Where the word "Missense" appears in a line below, copy the whole line.

──────

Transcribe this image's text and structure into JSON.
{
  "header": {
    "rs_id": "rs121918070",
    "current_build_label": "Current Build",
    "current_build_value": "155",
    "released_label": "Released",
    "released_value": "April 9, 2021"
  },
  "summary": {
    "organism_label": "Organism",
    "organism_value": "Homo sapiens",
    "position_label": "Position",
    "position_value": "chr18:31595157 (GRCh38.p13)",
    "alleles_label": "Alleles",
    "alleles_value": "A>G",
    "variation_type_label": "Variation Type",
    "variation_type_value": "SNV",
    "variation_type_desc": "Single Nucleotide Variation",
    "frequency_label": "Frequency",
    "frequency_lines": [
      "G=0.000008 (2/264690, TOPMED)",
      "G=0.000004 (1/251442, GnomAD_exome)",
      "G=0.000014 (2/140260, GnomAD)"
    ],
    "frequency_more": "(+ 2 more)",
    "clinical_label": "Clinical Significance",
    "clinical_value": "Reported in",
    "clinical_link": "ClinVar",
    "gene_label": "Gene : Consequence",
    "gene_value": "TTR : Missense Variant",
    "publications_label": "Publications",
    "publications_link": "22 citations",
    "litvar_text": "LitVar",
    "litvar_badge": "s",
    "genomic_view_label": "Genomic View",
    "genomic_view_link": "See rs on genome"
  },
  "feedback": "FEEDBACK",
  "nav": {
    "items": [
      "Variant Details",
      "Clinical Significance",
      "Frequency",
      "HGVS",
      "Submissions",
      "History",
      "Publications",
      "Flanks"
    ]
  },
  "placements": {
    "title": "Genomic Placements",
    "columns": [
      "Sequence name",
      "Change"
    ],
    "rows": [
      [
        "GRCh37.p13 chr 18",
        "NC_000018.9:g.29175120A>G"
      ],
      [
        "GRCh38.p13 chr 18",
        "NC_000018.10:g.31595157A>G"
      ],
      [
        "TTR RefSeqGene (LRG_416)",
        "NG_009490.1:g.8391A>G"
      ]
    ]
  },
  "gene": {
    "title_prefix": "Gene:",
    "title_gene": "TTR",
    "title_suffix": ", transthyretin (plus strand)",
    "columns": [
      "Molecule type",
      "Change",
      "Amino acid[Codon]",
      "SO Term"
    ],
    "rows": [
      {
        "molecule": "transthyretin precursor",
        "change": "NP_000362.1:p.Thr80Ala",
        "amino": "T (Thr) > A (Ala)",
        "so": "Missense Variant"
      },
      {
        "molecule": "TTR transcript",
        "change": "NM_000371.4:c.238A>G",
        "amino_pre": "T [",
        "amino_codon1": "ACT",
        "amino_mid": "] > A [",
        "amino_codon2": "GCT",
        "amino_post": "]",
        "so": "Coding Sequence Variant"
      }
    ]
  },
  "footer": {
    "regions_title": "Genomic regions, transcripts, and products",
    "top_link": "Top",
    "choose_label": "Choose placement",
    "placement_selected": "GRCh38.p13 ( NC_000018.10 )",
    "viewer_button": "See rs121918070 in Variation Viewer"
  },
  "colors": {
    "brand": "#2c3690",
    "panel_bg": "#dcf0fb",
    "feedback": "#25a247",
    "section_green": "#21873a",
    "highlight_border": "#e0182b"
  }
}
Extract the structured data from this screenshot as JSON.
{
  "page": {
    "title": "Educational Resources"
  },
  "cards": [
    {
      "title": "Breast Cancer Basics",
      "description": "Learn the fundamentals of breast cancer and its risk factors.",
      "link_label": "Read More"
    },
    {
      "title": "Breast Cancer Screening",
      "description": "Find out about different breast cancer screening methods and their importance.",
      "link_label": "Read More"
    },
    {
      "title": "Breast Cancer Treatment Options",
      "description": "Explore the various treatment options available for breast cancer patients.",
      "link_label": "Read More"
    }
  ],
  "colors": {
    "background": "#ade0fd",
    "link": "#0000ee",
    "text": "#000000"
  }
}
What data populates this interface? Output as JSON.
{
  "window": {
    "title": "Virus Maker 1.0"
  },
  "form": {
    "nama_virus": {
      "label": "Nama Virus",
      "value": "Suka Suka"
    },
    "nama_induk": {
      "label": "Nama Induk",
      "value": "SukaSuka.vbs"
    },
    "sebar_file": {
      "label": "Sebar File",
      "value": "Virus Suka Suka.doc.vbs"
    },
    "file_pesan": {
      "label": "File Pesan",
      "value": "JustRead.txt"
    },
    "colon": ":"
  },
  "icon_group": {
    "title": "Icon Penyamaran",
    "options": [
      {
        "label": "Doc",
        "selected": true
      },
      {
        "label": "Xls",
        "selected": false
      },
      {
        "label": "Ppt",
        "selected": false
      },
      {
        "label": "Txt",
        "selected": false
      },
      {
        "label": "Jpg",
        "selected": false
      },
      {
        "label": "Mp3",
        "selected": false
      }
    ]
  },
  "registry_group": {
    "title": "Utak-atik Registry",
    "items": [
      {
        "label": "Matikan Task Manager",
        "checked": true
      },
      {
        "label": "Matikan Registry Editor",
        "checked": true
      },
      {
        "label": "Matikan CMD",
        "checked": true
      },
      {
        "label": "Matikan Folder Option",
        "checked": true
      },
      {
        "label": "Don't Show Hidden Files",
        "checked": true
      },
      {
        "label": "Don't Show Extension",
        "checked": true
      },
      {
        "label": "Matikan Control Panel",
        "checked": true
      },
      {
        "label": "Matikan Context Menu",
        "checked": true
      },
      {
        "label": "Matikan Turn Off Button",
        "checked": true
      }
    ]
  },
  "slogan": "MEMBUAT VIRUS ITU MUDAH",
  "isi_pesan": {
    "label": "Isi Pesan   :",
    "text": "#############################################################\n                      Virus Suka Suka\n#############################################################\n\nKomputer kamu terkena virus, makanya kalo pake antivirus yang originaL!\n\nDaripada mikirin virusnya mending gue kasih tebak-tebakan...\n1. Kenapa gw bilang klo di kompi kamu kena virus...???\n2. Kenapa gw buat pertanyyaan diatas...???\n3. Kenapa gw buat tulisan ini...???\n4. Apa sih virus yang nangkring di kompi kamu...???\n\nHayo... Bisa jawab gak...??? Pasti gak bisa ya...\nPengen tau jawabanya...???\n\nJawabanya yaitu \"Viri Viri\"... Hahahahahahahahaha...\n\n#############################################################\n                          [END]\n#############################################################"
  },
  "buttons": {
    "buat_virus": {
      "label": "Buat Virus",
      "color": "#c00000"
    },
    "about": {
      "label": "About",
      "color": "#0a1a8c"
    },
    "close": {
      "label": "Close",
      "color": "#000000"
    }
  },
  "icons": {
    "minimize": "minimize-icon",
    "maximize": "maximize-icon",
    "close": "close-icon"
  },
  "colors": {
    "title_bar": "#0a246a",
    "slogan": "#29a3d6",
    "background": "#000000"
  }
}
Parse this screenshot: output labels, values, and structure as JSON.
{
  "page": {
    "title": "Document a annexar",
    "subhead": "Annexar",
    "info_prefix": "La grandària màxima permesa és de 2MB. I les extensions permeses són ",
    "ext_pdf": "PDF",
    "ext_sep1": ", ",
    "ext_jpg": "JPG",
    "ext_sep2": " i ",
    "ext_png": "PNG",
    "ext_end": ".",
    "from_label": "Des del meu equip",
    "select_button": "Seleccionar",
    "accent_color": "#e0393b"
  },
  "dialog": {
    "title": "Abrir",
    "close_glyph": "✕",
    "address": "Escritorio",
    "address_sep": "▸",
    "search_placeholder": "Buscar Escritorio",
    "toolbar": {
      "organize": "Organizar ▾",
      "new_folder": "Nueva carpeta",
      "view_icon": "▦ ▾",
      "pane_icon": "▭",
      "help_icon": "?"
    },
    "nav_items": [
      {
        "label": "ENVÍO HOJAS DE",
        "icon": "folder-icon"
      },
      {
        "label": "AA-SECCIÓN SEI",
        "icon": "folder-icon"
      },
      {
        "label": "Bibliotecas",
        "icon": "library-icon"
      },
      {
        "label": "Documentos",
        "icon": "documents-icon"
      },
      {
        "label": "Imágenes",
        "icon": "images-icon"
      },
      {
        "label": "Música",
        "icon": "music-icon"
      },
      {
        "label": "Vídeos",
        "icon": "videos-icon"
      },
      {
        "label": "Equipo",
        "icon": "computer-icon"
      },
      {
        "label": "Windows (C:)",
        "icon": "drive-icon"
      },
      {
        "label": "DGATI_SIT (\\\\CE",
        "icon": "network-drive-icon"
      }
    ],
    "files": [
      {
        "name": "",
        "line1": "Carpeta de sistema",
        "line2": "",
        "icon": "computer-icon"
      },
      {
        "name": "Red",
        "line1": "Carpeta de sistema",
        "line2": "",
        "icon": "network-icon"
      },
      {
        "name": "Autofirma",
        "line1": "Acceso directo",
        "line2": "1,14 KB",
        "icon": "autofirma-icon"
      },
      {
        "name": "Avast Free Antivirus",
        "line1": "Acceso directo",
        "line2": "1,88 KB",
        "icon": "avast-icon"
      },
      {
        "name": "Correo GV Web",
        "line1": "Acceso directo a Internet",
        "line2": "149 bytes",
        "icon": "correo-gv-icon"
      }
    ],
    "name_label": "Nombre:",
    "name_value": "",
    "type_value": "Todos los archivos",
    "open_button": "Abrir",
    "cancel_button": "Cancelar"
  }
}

──────

[RESULT BELOW]:
    "gene_value": "TTR : Missense Variant",
        "so": "Missense Variant"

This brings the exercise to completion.